____ Task data

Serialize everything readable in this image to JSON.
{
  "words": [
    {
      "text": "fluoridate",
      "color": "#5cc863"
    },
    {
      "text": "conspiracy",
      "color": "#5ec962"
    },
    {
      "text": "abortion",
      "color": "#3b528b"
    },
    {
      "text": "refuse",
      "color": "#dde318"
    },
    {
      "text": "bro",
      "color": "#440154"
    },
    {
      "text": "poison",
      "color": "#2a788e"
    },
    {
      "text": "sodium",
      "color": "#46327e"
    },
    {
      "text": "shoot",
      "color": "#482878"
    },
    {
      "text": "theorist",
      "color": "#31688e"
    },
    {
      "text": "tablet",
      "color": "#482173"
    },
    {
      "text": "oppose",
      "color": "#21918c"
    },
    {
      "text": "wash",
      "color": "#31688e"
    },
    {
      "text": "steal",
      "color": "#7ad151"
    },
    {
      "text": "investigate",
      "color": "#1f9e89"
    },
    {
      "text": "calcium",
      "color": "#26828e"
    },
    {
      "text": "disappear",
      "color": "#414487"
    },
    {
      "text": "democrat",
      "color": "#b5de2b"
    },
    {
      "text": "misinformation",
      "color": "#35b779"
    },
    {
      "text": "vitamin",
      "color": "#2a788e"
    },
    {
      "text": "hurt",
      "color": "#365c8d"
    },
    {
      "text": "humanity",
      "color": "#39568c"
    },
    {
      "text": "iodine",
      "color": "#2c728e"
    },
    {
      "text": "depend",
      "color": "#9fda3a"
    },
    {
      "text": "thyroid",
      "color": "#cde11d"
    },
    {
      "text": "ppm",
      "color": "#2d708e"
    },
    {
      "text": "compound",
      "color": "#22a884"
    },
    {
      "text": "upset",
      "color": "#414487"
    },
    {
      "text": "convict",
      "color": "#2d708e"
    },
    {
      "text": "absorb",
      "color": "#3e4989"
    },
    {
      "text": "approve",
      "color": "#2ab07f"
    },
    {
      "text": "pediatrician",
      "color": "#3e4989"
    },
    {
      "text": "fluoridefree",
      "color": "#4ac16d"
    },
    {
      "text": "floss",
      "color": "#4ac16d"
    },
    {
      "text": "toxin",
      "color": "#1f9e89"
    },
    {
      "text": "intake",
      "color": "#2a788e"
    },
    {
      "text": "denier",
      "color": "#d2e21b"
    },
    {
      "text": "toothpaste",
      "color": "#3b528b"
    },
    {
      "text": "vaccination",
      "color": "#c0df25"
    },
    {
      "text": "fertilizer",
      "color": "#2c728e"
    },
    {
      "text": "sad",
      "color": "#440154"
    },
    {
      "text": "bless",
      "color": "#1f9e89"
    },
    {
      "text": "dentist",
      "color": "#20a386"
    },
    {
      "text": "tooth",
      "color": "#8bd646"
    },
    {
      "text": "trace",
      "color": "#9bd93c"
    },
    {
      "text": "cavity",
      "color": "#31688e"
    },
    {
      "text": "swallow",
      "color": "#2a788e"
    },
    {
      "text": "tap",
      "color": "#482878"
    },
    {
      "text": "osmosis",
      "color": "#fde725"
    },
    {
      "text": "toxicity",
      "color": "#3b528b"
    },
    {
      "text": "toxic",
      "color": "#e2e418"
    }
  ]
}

________

Requirement.
Your response must consist of all the records, retyped exactly.

Answer.
Serialize everything readable in this image to JSON.
{
  "words": [
    {
      "text": "fluoridate",
      "color": "#5cc863"
    },
    {
      "text": "conspiracy",
      "color": "#5ec962"
    },
    {
      "text": "abortion",
      "color": "#3b528b"
    },
    {
      "text": "refuse",
      "color": "#dde318"
    },
    {
      "text": "bro",
      "color": "#440154"
    },
    {
      "text": "poison",
      "color": "#2a788e"
    },
    {
      "text": "sodium",
      "color": "#46327e"
    },
    {
      "text": "shoot",
      "color": "#482878"
    },
    {
      "text": "theorist",
      "color": "#31688e"
    },
    {
      "text": "tablet",
      "color": "#482173"
    },
    {
      "text": "oppose",
      "color": "#21918c"
    },
    {
      "text": "wash",
      "color": "#31688e"
    },
    {
      "text": "steal",
      "color": "#7ad151"
    },
    {
      "text": "investigate",
      "color": "#1f9e89"
    },
    {
      "text": "calcium",
      "color": "#26828e"
    },
    {
      "text": "disappear",
      "color": "#414487"
    },
    {
      "text": "democrat",
      "color": "#b5de2b"
    },
    {
      "text": "misinformation",
      "color": "#35b779"
    },
    {
      "text": "vitamin",
      "color": "#2a788e"
    },
    {
      "text": "hurt",
      "color": "#365c8d"
    },
    {
      "text": "humanity",
      "color": "#39568c"
    },
    {
      "text": "iodine",
      "color": "#2c728e"
    },
    {
      "text": "depend",
      "color": "#9fda3a"
    },
    {
      "text": "thyroid",
      "color": "#cde11d"
    },
    {
      "text": "ppm",
      "color": "#2d708e"
    },
    {
      "text": "compound",
      "color": "#22a884"
    },
    {
      "text": "upset",
      "color": "#414487"
    },
    {
      "text": "convict",
      "color": "#2d708e"
    },
    {
      "text": "absorb",
      "color": "#3e4989"
    },
    {
      "text": "approve",
      "color": "#2ab07f"
    },
    {
      "text": "pediatrician",
      "color": "#3e4989"
    },
    {
      "text": "fluoridefree",
      "color": "#4ac16d"
    },
    {
      "text": "floss",
      "color": "#4ac16d"
    },
    {
      "text": "toxin",
      "color": "#1f9e89"
    },
    {
      "text": "intake",
      "color": "#2a788e"
    },
    {
      "text": "denier",
      "color": "#d2e21b"
    },
    {
      "text": "toothpaste",
      "color": "#3b528b"
    },
    {
      "text": "vaccination",
      "color": "#c0df25"
    },
    {
      "text": "fertilizer",
      "color": "#2c728e"
    },
    {
      "text": "sad",
      "color": "#440154"
    },
    {
      "text": "bless",
      "color": "#1f9e89"
    },
    {
      "text": "dentist",
      "color": "#20a386"
    },
    {
      "text": "tooth",
      "color": "#8bd646"
    },
    {
      "text": "trace",
      "color": "#9bd93c"
    },
    {
      "text": "cavity",
      "color": "#31688e"
    },
    {
      "text": "swallow",
      "color": "#2a788e"
    },
    {
      "text": "tap",
      "color": "#482878"
    },
    {
      "text": "osmosis",
      "color": "#fde725"
    },
    {
      "text": "toxicity",
      "color": "#3b528b"
    },
    {
      "text": "toxic",
      "color": "#e2e418"
    }
  ]
}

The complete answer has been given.